Dataset items
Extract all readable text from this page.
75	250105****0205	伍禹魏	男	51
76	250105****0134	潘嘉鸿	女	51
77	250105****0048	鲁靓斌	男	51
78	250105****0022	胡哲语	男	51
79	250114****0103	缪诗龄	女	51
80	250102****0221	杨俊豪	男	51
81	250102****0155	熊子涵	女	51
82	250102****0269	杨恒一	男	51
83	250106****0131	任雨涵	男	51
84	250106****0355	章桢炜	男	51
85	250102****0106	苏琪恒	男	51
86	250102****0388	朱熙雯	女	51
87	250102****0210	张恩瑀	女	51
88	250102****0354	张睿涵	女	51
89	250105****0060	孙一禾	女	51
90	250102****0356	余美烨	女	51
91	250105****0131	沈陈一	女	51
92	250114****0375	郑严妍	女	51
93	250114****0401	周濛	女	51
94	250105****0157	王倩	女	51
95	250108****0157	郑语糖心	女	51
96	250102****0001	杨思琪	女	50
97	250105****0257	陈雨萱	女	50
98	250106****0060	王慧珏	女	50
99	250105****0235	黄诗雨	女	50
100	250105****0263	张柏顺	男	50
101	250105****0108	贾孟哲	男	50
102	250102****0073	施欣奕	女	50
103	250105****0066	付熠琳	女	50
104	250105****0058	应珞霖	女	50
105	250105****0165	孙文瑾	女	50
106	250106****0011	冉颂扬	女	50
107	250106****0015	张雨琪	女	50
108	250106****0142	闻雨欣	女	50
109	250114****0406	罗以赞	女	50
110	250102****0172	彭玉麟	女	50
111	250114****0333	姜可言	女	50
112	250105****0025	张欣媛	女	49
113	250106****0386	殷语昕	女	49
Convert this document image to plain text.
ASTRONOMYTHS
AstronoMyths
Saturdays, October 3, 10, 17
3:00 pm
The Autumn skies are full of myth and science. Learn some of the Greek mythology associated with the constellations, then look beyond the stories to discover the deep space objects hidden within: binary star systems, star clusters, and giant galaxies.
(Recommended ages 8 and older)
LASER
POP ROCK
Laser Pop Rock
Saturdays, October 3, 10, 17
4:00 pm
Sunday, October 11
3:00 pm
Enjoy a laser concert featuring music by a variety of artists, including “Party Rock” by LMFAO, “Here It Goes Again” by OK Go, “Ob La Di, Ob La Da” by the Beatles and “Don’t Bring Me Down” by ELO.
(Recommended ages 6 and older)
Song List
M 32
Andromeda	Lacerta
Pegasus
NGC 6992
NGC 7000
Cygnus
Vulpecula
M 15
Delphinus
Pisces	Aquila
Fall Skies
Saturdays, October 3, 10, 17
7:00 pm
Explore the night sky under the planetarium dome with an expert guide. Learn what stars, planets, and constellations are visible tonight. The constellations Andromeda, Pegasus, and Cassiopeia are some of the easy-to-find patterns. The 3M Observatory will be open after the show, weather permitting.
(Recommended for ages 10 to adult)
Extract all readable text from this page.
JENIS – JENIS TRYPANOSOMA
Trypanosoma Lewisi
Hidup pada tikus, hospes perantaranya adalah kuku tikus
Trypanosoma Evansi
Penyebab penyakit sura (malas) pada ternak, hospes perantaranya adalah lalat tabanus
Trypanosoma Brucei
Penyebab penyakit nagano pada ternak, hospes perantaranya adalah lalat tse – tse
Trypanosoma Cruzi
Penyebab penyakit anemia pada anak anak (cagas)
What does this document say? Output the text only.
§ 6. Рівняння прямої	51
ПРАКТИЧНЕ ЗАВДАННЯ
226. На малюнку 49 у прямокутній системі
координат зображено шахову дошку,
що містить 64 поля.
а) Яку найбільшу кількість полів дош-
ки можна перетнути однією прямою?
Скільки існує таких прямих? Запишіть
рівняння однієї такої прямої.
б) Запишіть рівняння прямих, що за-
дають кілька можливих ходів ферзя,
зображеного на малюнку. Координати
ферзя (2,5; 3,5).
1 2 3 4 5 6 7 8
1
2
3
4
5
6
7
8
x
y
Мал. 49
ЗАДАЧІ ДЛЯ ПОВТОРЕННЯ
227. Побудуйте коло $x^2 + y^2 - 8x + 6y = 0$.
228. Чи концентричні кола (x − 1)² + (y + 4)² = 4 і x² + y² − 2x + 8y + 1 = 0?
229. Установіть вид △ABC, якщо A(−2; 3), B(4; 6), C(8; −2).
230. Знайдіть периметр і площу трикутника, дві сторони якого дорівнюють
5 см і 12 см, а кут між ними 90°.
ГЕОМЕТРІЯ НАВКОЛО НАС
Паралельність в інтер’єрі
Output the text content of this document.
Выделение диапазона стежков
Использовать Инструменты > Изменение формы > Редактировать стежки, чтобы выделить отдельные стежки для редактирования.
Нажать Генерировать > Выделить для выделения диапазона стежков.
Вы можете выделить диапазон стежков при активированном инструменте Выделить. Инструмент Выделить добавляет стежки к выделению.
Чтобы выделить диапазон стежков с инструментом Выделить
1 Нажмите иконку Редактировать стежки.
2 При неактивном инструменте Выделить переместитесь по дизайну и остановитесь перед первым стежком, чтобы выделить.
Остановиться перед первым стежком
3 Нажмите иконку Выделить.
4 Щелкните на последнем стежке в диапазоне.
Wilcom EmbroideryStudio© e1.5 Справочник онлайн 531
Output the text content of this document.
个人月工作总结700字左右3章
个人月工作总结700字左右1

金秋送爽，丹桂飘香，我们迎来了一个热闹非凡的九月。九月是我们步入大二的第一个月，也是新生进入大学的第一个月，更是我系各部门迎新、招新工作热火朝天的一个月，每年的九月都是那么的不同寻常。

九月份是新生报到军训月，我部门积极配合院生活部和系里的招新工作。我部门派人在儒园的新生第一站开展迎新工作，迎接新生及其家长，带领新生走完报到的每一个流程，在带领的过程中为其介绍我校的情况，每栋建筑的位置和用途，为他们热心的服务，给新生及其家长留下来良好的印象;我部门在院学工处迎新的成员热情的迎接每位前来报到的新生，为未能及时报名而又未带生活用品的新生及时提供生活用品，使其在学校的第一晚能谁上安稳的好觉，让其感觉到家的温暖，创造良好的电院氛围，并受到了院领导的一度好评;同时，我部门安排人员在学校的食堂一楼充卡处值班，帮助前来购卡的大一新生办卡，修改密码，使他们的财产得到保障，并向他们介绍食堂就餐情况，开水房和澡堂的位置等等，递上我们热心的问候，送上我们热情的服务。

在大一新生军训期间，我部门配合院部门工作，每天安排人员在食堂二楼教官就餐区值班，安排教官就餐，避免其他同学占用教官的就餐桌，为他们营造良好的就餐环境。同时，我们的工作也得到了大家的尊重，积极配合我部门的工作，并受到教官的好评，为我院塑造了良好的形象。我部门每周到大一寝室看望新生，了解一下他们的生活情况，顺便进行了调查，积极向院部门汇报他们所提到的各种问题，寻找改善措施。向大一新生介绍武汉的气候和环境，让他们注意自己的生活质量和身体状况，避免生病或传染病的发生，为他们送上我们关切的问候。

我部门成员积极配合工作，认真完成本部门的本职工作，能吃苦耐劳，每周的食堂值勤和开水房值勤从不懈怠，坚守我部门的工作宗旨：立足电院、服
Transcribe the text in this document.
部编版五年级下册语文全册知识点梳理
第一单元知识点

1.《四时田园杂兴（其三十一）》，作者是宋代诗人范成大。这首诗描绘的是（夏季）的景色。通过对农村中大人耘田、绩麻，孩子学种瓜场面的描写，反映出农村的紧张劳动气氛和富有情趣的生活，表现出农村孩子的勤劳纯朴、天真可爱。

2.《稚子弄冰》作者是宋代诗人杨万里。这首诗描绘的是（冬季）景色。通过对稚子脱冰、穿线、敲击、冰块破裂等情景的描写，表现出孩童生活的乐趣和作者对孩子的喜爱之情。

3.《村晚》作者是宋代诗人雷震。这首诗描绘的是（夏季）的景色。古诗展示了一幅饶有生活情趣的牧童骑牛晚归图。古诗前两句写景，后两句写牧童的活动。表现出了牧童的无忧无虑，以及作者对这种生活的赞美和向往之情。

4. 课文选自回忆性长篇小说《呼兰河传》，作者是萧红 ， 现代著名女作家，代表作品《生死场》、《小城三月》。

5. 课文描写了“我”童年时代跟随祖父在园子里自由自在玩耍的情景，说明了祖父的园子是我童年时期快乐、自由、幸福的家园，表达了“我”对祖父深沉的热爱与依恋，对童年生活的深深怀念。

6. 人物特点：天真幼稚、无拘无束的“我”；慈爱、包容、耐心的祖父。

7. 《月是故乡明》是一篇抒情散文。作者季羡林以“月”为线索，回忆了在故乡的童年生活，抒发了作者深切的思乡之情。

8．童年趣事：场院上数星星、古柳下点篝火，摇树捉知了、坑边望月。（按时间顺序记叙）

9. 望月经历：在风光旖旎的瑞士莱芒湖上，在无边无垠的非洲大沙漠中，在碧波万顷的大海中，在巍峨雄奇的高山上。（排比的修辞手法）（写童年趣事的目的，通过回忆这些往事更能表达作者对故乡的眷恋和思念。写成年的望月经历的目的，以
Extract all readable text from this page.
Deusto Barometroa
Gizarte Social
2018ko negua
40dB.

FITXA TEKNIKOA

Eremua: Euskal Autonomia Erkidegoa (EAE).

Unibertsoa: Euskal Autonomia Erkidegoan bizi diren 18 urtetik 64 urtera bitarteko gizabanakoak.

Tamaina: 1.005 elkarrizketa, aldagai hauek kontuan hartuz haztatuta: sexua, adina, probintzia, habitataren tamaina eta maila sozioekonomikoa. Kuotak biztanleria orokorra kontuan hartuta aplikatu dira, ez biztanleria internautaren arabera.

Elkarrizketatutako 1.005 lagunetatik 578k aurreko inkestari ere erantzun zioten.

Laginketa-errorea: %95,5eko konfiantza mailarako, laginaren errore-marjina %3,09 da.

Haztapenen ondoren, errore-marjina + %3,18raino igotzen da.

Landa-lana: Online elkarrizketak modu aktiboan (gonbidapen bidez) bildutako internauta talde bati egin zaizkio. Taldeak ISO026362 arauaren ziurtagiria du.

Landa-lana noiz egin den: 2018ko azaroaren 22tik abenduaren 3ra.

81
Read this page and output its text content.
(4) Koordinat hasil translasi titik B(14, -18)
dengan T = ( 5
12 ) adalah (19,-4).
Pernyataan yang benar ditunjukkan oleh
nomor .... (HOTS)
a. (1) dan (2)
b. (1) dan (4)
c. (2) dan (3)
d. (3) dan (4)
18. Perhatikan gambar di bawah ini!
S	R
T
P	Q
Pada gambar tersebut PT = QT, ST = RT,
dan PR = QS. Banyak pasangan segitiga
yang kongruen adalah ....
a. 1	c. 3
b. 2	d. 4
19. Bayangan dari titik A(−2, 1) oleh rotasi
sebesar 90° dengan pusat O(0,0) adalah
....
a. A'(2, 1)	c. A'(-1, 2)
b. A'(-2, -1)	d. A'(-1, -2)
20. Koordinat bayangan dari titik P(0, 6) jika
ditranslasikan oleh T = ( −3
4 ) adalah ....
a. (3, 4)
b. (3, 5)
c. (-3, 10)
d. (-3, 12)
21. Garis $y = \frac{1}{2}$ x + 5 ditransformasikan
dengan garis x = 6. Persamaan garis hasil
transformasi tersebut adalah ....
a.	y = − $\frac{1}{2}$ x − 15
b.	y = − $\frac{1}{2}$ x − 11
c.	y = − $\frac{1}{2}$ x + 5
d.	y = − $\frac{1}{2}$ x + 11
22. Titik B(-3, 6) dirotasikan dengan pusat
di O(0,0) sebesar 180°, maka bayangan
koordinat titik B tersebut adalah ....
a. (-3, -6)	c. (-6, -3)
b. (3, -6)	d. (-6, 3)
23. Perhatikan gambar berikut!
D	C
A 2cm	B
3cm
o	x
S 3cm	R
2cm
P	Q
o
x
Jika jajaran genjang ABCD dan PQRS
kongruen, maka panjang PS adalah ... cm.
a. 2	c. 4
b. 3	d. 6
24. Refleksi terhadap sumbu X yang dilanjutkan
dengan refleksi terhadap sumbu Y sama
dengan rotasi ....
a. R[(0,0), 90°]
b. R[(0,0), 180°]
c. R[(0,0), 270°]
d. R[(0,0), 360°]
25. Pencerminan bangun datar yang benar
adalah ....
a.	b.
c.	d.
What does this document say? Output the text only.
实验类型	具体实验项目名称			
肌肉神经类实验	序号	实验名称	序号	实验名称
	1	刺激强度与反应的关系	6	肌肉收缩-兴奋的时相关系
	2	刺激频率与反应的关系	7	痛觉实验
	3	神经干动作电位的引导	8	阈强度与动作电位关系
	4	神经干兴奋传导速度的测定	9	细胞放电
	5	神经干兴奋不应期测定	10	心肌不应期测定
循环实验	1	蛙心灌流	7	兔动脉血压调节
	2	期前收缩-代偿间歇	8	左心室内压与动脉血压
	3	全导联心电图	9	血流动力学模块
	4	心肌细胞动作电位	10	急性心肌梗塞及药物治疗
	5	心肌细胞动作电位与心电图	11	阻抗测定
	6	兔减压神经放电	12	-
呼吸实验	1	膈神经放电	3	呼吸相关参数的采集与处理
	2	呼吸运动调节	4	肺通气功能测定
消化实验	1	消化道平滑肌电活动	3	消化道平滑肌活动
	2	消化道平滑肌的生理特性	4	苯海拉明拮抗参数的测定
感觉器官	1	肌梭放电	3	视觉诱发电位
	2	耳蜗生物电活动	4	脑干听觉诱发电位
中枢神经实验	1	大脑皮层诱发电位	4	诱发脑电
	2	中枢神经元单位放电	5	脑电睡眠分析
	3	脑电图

Goal: Check each line of the records for the word "terhadap" and extract those that contain it.

Task response:
24. Refleksi terhadap sumbu X yang dilanjutkan
dengan refleksi terhadap sumbu Y sama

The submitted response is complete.